Directive — In the article about Thailand's crown prince, how many years did King Bhumibol Adulyadej reign?

Reading passage —
----------

In this May 9, 2016, photo,Thailand's Crown Prince Vajiralongkorn is seated at the royal plowing ceremony in Bangkok. Thailand's Royal Palace said on Thursday, Oct. 13, 2016, that Thailand's King Bhumibol Adulyadej, the world's longest reigning monarch, has died at age 88. (AP Photo/Sakchai Lalit)
Original Publication Date October 13, 2016 - 6:50 AM

Thailand's next king, Crown Prince Maha Vajiralongkorn, carries a son's burden of living up to a great father.

King Bhumibol Adulyadej, who died Thursday at the age of 88, reigned for 70 years with almost legendary rectitude and devotion to his country's development.

The 64-year-old Vajiralongkorn, the second child and only son of Bhumibol and Queen Sirikit, however, is dogged by a reputation that some fear could weaken respect for the monarchy.

Bhumibol designated Vajiralongkorn to be his successor more than 40 years ago. There were other possible candidates for succession — including a younger sister — and there had been speculation one might be chosen. Thai Prime Minister Prayuth Chan-ocha put such talk to rest Thursday when he said the prince should ascend to the throne according to the constitution.

Prayuth said he had an audience with the prince, and that he has asked for more time to mourn the loss of his father along with the rest of the country before he becomes king.

"Once the crown prince has expressed his sadness and bereavement over his father, and once the time is appropriate, he affirms that he realizes the duties of the heir of the throne," Prayuth said. "In regards to royal duties, he will continue to do them as the crown prince. He wishes everyone understands and does not make things chaotic."

The public at large has long traded rumours about Vajiralongkorn's finances, hot temper and other matters. Three stormy marriages are a matter of public record.

"When you are born into this position you have to accept it," he told the women's magazine Dichan in a rare interview in 1987. "Some people like me, some people don't like me. It's their right. ... Wherever you go there is gossip. If you are busy with gossip you don't have to work."

Although he attends the requisite royal ceremonies and in recent years filled in for his father for some ceremonial and diplomatic duties, the prince is generally a private figure, visibly ill at ease in most public settings. His three sisters and first wife often appear on the nightly television broadcasts of royal news, attending social functions and carrying out good works that burnish the monarchy's reputation.

----------

Supplied information —
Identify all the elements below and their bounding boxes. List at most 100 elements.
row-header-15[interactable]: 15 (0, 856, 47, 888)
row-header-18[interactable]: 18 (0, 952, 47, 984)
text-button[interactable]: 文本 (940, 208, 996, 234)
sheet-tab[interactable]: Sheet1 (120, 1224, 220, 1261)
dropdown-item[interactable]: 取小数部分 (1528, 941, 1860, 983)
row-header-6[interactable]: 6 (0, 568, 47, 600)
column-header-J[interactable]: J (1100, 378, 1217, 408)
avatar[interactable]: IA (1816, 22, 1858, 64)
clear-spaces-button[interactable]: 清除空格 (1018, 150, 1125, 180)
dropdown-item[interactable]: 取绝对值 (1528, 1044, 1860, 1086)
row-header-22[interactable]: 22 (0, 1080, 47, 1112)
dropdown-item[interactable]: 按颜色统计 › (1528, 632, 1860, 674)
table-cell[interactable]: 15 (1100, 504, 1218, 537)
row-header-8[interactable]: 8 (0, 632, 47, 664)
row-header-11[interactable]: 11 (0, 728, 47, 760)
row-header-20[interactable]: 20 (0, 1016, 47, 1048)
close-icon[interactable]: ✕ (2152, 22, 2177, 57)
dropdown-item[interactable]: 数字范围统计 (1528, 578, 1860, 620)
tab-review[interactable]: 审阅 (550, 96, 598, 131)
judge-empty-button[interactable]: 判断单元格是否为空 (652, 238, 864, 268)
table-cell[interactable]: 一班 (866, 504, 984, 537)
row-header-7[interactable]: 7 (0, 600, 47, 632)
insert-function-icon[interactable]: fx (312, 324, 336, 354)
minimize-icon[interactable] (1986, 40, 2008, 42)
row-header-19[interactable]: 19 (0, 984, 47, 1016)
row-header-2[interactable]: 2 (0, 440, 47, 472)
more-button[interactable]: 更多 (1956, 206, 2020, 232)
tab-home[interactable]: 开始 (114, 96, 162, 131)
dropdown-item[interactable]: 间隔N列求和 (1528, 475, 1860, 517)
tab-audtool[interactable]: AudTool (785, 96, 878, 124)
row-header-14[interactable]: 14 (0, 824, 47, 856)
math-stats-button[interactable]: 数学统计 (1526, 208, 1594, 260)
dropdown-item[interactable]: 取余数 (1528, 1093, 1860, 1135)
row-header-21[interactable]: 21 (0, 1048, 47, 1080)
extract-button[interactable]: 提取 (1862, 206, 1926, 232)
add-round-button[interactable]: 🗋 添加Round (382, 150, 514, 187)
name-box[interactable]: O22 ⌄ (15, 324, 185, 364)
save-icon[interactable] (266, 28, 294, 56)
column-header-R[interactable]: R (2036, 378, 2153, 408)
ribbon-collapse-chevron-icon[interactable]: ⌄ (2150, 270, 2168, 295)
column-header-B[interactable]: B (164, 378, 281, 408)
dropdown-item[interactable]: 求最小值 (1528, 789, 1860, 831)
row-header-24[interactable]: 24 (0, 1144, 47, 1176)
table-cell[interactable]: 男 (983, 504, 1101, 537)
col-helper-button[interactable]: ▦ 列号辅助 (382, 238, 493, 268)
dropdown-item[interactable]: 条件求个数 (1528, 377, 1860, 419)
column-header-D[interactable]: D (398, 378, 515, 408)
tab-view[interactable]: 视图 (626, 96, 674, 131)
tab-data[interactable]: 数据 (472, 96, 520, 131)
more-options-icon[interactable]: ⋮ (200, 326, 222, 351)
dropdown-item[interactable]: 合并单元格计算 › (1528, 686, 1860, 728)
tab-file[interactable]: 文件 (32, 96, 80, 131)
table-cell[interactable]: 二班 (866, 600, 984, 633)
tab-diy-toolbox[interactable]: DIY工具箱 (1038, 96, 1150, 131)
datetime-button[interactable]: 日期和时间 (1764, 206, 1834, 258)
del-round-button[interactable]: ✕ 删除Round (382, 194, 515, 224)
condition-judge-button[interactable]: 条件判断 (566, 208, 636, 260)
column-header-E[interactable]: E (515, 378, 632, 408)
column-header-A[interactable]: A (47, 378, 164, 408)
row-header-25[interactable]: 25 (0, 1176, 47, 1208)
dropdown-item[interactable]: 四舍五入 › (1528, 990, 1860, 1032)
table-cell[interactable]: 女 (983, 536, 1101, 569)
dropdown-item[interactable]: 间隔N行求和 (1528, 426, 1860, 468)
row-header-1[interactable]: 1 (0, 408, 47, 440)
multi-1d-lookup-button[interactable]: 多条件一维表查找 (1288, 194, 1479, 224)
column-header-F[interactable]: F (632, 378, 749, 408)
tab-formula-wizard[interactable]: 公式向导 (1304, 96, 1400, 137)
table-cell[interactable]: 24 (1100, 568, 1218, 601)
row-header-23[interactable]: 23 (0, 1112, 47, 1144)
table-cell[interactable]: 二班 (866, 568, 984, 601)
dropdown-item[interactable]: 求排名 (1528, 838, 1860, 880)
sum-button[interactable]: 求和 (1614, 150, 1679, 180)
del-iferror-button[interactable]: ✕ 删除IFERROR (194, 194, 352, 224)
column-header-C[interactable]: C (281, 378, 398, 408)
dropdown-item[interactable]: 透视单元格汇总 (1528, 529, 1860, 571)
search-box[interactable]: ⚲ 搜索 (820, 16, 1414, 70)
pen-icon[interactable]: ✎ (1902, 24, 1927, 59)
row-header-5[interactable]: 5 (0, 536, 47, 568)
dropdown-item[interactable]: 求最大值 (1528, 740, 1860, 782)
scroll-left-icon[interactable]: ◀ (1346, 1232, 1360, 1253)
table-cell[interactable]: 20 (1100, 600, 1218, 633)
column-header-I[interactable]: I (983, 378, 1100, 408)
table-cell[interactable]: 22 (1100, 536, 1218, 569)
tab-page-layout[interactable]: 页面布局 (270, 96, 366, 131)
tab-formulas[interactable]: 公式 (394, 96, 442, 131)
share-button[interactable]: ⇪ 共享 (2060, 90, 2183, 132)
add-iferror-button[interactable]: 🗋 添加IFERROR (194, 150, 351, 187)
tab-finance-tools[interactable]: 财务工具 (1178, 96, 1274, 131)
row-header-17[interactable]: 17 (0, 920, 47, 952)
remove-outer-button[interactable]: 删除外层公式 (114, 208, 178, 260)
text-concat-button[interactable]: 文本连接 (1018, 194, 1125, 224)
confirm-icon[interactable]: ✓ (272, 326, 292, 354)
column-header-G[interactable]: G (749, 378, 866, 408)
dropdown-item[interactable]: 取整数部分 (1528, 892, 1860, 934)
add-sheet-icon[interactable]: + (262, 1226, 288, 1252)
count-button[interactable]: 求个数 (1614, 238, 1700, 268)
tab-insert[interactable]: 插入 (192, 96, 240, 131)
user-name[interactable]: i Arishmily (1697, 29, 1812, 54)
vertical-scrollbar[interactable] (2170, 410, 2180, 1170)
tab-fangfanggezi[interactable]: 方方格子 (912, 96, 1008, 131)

----------

Expected answer — 70 years